* _Problem to work on_: Copy out each line of the data holding "فيها".

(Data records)
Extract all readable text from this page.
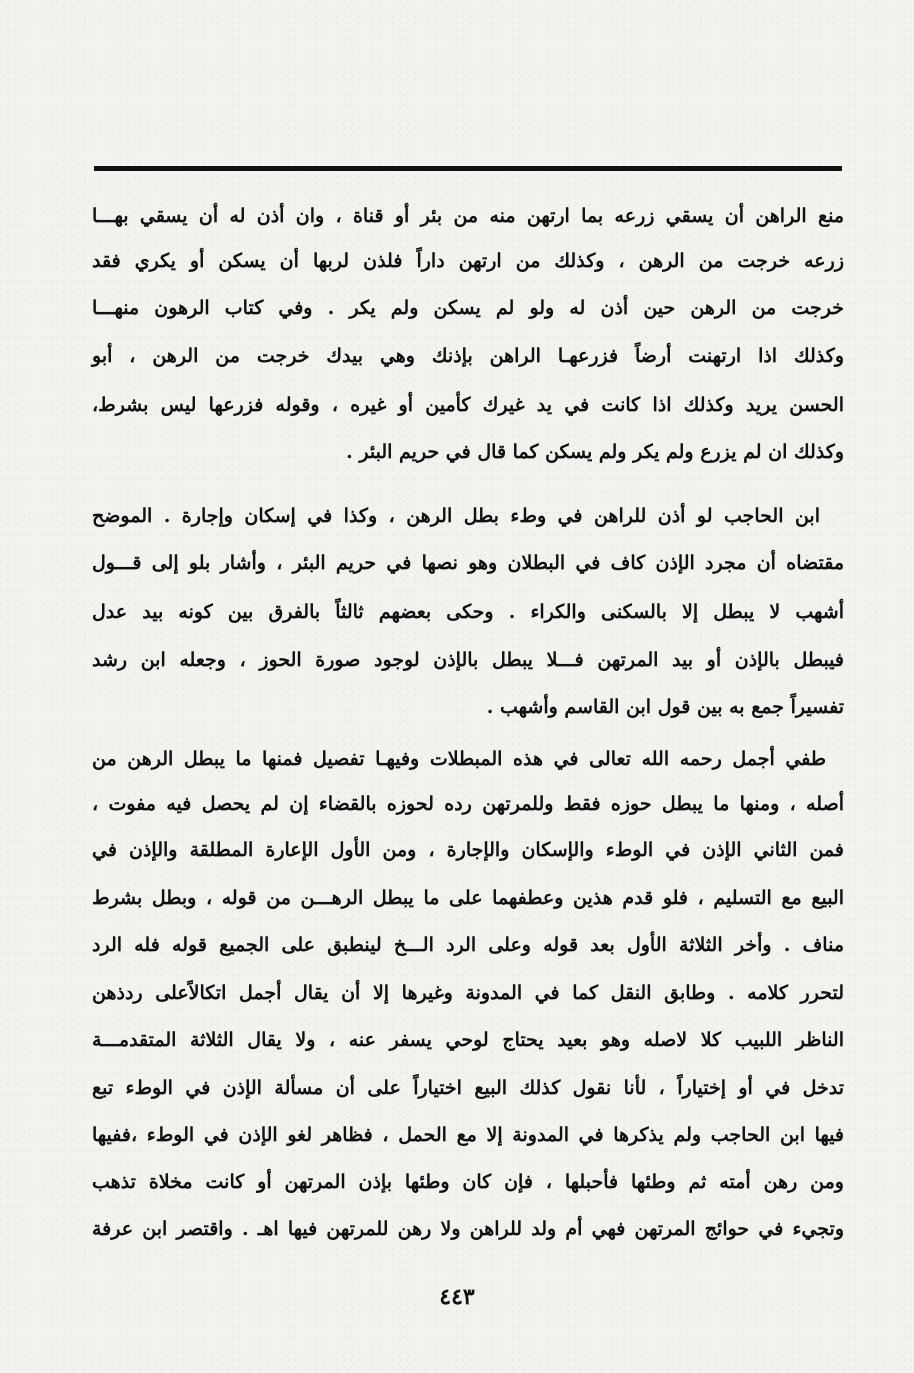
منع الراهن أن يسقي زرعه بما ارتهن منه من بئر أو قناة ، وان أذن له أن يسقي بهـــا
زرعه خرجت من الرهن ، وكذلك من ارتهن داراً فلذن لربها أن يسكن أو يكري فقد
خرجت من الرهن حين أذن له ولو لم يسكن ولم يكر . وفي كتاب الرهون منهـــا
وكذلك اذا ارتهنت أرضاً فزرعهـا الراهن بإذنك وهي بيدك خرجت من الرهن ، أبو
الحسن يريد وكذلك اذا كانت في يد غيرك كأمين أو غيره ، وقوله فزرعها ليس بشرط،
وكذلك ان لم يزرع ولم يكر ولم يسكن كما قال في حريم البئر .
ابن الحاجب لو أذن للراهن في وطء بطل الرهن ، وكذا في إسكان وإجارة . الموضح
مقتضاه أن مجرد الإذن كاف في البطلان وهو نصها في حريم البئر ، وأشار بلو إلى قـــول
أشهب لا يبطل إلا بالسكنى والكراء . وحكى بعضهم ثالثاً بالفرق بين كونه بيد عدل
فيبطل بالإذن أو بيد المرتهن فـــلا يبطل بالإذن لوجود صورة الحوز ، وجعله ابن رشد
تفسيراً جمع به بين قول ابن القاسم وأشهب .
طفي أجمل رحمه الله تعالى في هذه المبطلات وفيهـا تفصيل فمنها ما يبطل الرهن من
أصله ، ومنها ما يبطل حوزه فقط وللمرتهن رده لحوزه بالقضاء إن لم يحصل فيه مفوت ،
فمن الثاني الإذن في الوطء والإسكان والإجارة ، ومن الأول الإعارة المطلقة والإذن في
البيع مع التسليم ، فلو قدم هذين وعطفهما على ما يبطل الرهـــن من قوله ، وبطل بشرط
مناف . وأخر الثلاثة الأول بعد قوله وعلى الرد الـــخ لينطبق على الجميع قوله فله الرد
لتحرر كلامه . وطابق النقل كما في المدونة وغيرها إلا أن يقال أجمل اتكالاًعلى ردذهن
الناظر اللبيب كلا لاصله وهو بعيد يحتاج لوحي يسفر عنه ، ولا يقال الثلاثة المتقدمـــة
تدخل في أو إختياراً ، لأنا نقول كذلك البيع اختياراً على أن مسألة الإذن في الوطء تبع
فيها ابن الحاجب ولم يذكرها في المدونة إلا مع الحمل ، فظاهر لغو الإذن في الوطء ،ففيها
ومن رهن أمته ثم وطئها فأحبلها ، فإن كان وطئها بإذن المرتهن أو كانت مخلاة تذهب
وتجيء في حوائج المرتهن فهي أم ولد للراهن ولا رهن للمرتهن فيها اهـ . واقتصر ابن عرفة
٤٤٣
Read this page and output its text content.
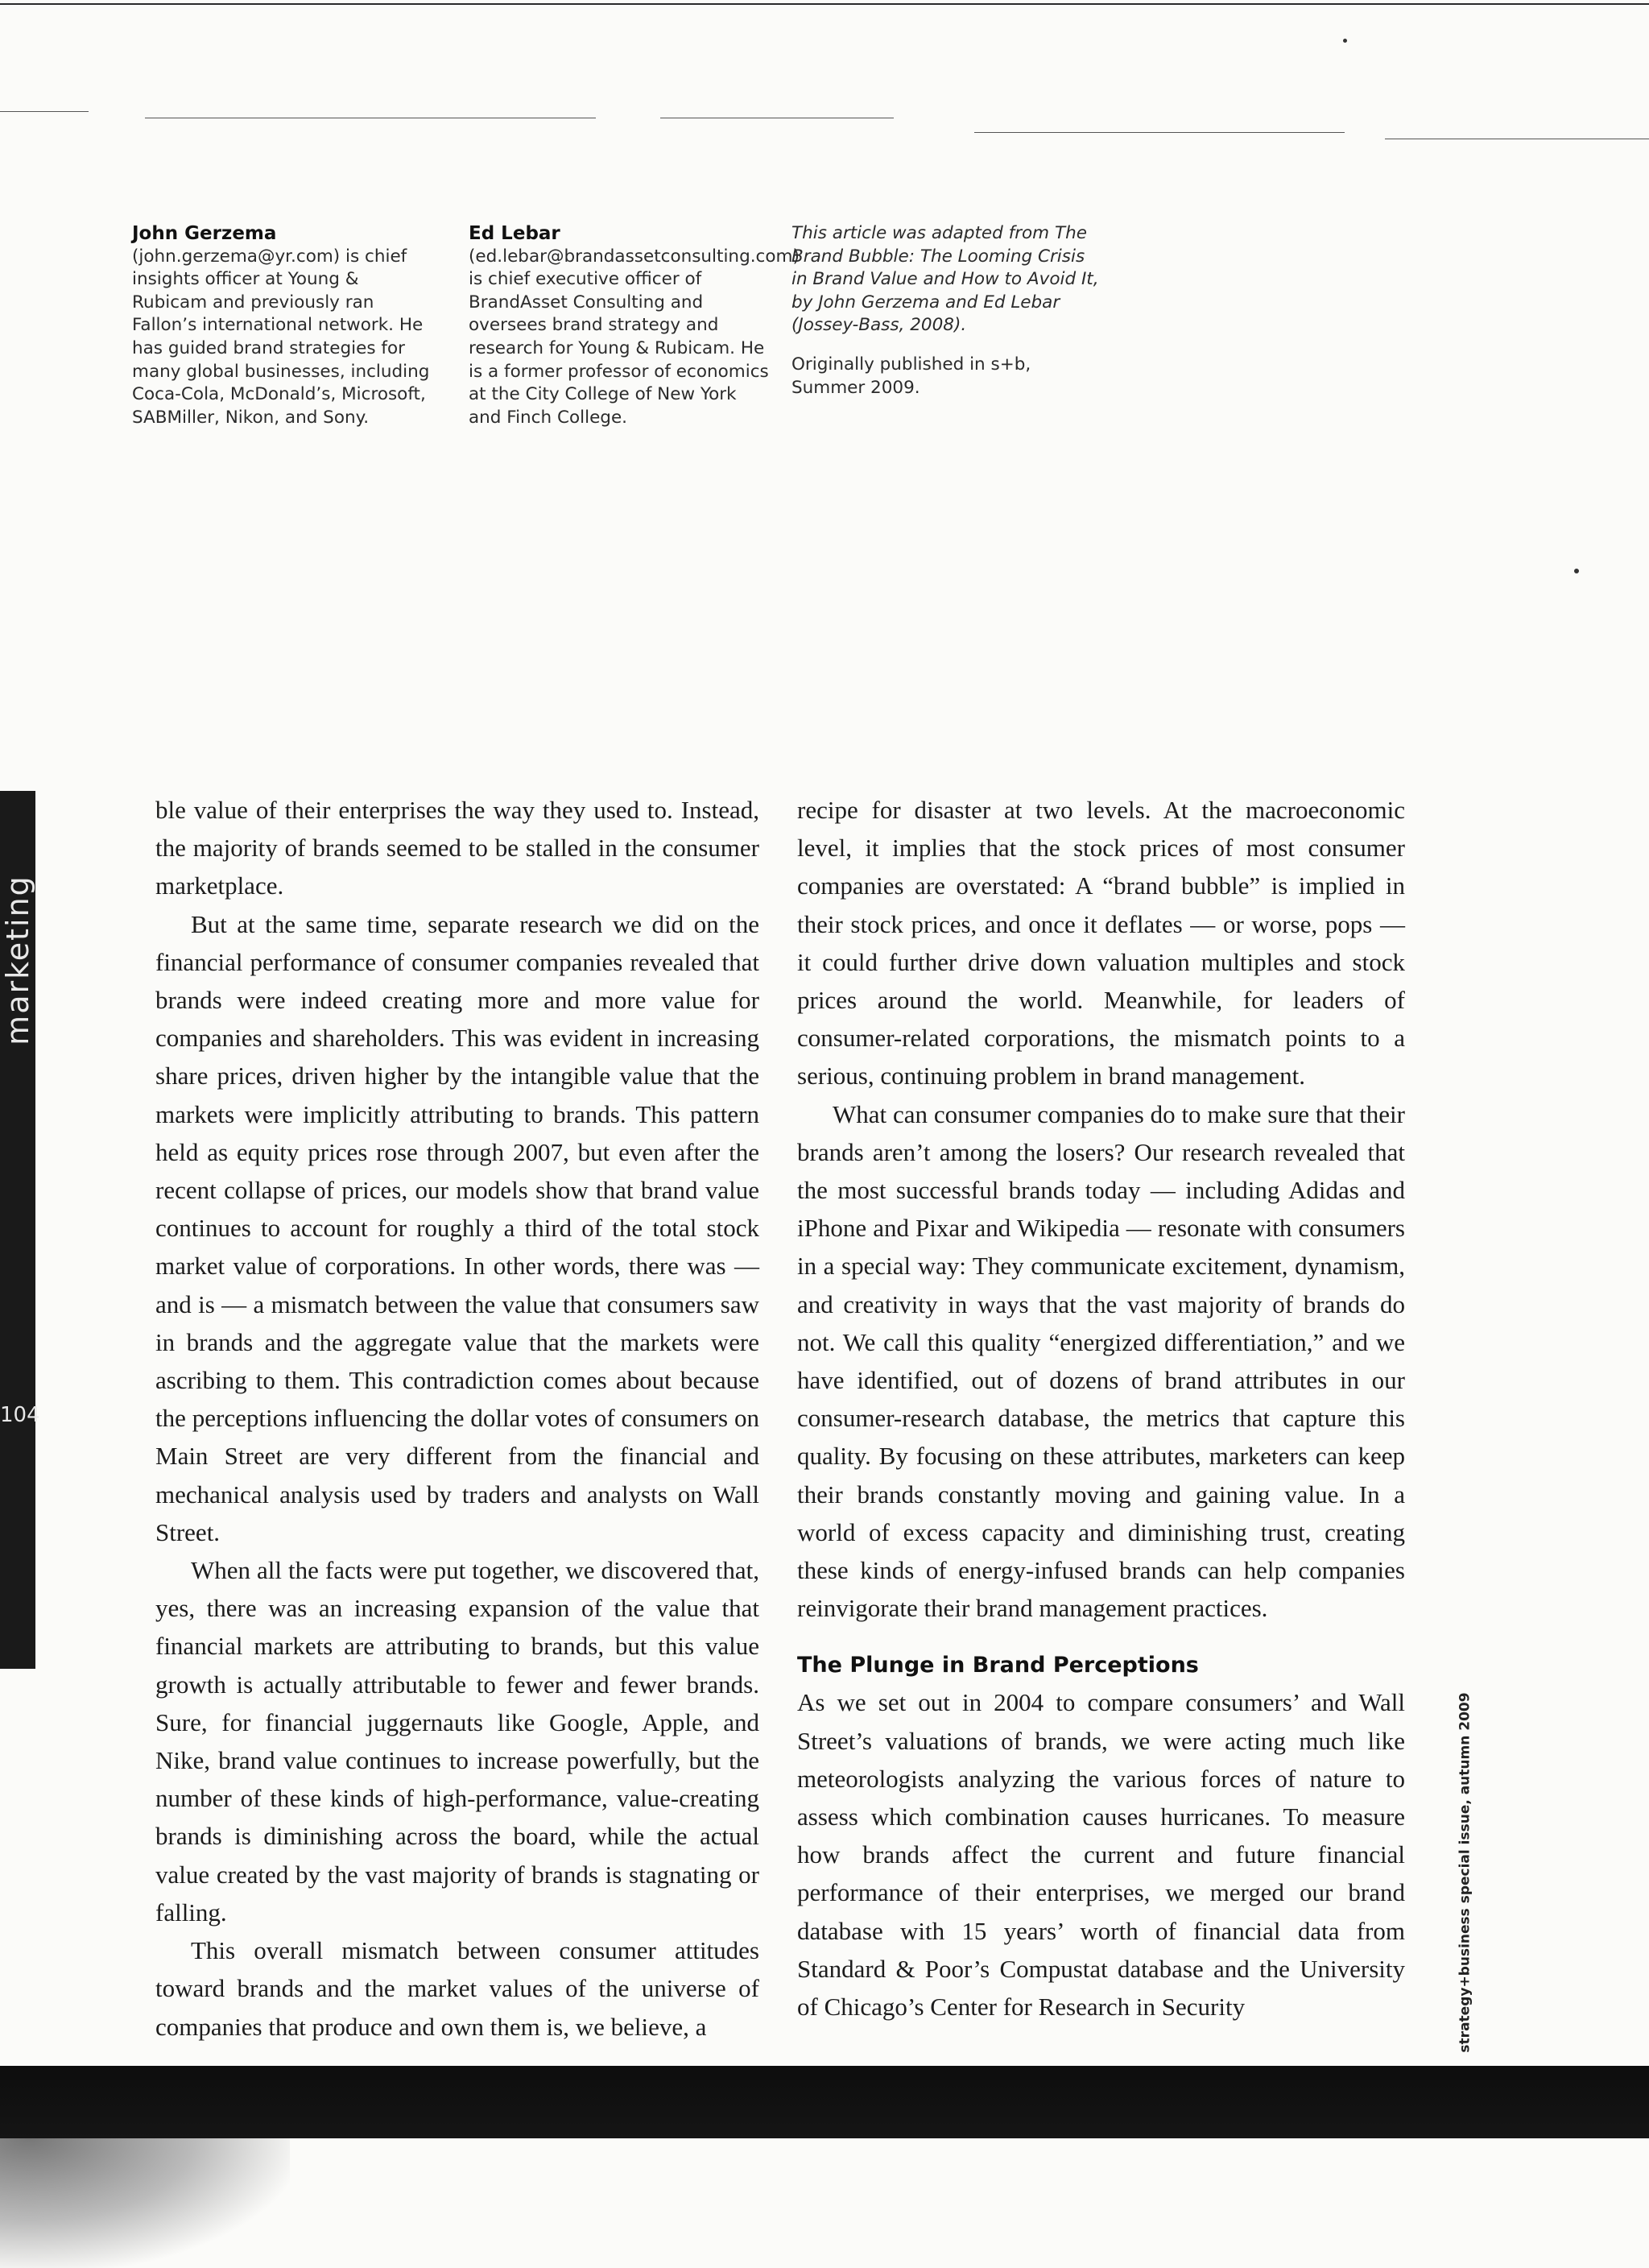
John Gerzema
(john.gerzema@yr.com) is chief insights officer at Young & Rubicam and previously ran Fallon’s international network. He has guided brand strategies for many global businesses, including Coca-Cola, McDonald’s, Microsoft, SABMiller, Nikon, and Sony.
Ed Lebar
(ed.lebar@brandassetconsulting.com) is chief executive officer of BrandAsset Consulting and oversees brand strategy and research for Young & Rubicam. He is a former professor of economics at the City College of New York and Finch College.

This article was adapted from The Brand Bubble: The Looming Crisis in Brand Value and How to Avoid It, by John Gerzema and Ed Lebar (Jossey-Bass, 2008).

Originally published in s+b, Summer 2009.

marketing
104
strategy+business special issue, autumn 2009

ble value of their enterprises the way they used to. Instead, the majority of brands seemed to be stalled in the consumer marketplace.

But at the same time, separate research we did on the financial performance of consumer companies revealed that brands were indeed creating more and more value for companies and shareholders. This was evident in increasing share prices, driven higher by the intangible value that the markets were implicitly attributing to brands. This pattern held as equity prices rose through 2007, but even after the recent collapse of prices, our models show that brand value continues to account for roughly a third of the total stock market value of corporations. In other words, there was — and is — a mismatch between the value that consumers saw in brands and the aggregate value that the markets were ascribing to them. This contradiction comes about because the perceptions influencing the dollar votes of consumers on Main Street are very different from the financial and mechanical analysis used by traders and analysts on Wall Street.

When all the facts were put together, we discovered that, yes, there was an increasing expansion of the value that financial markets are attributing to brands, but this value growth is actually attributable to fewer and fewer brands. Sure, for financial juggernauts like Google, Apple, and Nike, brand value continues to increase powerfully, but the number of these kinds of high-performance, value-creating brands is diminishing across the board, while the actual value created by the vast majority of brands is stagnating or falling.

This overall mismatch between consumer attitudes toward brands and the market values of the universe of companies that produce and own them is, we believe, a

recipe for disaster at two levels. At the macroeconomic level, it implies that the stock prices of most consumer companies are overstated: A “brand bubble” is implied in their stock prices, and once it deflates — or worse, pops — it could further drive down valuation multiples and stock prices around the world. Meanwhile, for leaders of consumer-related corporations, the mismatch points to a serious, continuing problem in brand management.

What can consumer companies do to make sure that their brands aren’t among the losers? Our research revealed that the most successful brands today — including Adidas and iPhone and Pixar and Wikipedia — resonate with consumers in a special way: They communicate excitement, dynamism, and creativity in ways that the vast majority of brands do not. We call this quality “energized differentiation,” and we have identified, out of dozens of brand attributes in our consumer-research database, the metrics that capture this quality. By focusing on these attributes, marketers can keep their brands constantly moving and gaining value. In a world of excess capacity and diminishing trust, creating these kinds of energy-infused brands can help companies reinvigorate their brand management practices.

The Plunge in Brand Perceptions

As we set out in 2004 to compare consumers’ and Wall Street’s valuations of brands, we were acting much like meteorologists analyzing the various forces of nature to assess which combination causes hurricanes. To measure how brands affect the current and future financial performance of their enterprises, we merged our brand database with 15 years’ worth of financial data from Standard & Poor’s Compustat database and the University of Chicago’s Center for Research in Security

* _Response to this exercise_:
فيها ابن الحاجب ولم يذكرها في المدونة إلا مع الحمل ، فظاهر لغو الإذن في الوطء ،ففيها
وتجيء في حوائج المرتهن فهي أم ولد للراهن ولا رهن للمرتهن فيها اهـ . واقتصر ابن عرفة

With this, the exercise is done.